--- Begin GIVEN ENTRIES ---

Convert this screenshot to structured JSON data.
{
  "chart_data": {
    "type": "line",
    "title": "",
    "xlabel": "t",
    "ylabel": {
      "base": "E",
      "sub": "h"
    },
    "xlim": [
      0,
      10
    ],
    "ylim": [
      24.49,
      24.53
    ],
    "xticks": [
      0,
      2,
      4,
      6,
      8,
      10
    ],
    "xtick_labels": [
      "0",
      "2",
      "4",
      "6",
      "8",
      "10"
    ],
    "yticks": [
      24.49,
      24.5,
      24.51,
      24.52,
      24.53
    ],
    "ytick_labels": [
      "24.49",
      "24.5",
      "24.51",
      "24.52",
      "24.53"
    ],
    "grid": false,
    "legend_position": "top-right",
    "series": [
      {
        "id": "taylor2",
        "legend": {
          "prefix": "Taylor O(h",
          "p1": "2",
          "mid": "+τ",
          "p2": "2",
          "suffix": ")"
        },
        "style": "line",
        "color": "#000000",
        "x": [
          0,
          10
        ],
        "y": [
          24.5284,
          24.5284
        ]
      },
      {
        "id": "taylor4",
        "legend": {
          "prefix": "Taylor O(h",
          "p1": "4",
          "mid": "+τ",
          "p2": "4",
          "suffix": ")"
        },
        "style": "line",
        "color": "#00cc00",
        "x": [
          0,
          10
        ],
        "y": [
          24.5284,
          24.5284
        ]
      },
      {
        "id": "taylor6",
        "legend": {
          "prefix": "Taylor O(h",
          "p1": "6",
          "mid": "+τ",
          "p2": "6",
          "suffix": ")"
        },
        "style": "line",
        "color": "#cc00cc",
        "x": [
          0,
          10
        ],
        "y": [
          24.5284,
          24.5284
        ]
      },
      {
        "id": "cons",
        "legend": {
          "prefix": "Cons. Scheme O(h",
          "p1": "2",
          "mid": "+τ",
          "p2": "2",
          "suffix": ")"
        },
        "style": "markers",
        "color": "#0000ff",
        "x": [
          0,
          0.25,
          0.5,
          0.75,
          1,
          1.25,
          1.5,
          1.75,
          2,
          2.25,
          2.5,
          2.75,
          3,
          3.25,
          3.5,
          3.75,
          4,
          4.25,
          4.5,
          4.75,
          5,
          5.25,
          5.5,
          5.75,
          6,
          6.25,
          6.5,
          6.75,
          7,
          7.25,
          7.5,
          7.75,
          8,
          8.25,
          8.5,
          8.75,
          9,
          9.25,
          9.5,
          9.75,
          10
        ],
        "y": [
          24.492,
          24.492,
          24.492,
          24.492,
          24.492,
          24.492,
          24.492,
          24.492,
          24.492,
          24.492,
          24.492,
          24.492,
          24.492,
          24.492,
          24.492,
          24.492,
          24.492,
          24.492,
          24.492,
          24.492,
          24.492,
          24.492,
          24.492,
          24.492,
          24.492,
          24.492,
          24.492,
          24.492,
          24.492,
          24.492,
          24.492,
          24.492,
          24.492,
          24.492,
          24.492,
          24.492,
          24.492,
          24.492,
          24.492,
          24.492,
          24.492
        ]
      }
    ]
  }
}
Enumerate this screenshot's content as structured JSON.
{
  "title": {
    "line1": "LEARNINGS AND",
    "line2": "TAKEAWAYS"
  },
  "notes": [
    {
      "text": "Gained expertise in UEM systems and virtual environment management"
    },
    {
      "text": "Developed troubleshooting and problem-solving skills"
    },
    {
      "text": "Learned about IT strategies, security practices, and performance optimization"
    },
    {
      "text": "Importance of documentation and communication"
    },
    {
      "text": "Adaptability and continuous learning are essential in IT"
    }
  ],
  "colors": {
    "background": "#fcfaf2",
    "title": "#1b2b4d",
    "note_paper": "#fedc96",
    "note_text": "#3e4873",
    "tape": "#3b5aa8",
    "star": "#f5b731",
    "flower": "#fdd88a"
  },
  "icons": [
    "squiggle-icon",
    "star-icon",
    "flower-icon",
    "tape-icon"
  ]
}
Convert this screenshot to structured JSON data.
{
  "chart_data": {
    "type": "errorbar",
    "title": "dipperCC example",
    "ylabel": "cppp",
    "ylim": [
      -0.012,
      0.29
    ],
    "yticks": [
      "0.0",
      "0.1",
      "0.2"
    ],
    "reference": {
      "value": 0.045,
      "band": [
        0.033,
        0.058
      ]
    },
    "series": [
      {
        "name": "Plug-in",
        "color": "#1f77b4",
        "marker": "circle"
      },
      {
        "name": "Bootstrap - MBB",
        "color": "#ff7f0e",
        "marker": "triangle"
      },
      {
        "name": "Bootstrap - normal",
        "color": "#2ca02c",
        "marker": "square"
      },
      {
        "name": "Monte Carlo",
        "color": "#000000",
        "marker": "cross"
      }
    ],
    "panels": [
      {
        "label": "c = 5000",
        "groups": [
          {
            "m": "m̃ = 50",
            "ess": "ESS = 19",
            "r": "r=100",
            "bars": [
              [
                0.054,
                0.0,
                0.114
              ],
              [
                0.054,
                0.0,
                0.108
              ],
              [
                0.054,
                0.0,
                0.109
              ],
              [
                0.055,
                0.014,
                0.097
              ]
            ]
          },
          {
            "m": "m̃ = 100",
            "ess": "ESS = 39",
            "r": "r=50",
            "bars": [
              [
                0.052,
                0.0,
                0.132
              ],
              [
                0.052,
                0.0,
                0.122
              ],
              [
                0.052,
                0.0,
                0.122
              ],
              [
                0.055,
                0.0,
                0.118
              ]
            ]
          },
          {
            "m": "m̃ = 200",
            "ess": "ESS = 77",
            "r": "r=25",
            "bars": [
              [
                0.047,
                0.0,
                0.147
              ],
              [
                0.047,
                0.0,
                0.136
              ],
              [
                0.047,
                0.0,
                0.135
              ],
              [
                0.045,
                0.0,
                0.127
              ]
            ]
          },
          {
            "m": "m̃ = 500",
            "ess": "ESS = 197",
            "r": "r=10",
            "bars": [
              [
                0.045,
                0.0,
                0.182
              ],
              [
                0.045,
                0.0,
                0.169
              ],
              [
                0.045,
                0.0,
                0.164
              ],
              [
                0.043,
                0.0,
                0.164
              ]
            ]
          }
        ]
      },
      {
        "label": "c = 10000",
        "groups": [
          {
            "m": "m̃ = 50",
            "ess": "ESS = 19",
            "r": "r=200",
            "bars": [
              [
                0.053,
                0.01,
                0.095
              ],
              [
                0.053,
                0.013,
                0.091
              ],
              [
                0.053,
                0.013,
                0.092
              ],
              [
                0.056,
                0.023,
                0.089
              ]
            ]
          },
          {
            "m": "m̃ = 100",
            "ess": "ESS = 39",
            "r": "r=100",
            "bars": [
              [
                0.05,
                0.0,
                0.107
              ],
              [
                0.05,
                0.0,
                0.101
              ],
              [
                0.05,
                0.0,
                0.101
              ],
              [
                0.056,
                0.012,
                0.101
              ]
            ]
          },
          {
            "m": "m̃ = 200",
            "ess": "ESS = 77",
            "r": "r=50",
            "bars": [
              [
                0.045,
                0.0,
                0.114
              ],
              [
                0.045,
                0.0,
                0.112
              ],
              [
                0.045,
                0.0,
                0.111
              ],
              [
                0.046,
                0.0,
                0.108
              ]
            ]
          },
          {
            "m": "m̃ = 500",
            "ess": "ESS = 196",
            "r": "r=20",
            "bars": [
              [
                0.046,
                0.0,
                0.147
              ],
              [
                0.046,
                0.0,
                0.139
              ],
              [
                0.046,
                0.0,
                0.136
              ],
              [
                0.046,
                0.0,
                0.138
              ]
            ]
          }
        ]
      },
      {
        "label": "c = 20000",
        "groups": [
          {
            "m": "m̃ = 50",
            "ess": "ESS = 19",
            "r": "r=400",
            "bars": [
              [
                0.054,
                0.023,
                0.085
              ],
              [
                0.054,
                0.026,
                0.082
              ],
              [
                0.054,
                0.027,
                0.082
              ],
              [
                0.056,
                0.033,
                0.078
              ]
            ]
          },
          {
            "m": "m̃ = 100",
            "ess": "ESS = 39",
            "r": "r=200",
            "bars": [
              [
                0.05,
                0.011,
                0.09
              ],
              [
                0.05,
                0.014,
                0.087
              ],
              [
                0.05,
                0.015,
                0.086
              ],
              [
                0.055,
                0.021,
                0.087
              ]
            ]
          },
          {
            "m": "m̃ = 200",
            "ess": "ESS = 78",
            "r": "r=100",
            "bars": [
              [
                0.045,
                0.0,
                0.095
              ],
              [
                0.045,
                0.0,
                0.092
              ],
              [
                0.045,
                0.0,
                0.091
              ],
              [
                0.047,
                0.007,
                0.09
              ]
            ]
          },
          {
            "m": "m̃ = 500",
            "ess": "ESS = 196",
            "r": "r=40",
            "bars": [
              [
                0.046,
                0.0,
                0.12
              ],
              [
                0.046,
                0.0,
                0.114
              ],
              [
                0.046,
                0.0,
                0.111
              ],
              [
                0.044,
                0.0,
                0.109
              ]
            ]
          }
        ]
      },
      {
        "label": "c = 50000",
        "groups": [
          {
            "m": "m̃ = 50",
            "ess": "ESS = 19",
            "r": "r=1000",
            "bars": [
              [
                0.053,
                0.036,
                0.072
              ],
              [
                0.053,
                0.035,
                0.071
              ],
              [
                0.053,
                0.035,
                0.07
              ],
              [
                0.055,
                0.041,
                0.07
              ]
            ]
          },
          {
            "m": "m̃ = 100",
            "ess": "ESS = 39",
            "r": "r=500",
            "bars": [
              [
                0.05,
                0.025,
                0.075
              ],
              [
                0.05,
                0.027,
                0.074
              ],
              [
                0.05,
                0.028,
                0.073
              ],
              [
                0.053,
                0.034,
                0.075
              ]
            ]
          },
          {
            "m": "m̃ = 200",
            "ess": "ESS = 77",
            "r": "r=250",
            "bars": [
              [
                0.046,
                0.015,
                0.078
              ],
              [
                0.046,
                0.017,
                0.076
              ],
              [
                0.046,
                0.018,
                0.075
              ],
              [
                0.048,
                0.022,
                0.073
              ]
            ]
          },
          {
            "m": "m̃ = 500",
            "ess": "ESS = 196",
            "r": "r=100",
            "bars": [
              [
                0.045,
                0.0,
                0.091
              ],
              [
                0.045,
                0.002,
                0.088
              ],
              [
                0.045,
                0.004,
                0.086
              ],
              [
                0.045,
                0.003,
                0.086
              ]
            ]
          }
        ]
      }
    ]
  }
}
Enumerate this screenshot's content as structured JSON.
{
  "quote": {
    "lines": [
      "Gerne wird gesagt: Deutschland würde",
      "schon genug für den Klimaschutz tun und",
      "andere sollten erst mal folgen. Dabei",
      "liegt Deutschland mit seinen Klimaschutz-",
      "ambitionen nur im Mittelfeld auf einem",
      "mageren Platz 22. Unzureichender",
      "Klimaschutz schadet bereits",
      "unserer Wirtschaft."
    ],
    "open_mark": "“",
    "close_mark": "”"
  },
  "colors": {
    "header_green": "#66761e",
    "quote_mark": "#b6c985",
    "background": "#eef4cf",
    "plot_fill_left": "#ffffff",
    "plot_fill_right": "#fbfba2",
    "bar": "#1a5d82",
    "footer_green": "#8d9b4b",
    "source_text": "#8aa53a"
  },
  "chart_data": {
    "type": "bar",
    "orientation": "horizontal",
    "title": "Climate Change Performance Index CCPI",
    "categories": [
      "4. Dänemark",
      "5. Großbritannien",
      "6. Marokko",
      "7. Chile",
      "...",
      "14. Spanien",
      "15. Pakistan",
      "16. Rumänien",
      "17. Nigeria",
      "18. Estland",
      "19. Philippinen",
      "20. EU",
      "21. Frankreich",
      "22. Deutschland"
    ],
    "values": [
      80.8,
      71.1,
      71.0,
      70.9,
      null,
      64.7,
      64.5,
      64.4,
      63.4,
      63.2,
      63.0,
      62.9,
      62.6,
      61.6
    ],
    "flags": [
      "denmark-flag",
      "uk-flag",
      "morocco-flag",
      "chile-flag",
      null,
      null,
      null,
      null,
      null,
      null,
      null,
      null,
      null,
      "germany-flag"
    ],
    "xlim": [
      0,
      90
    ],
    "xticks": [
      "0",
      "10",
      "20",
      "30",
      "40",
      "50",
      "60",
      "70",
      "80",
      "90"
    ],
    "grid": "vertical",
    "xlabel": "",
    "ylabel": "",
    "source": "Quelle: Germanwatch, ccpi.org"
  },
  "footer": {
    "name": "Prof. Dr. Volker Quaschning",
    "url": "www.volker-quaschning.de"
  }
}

--- End GIVEN ENTRIES ---

Extract every line above that contains the word "background".

    "background": "#fcfaf2",
    "background": "#eef4cf",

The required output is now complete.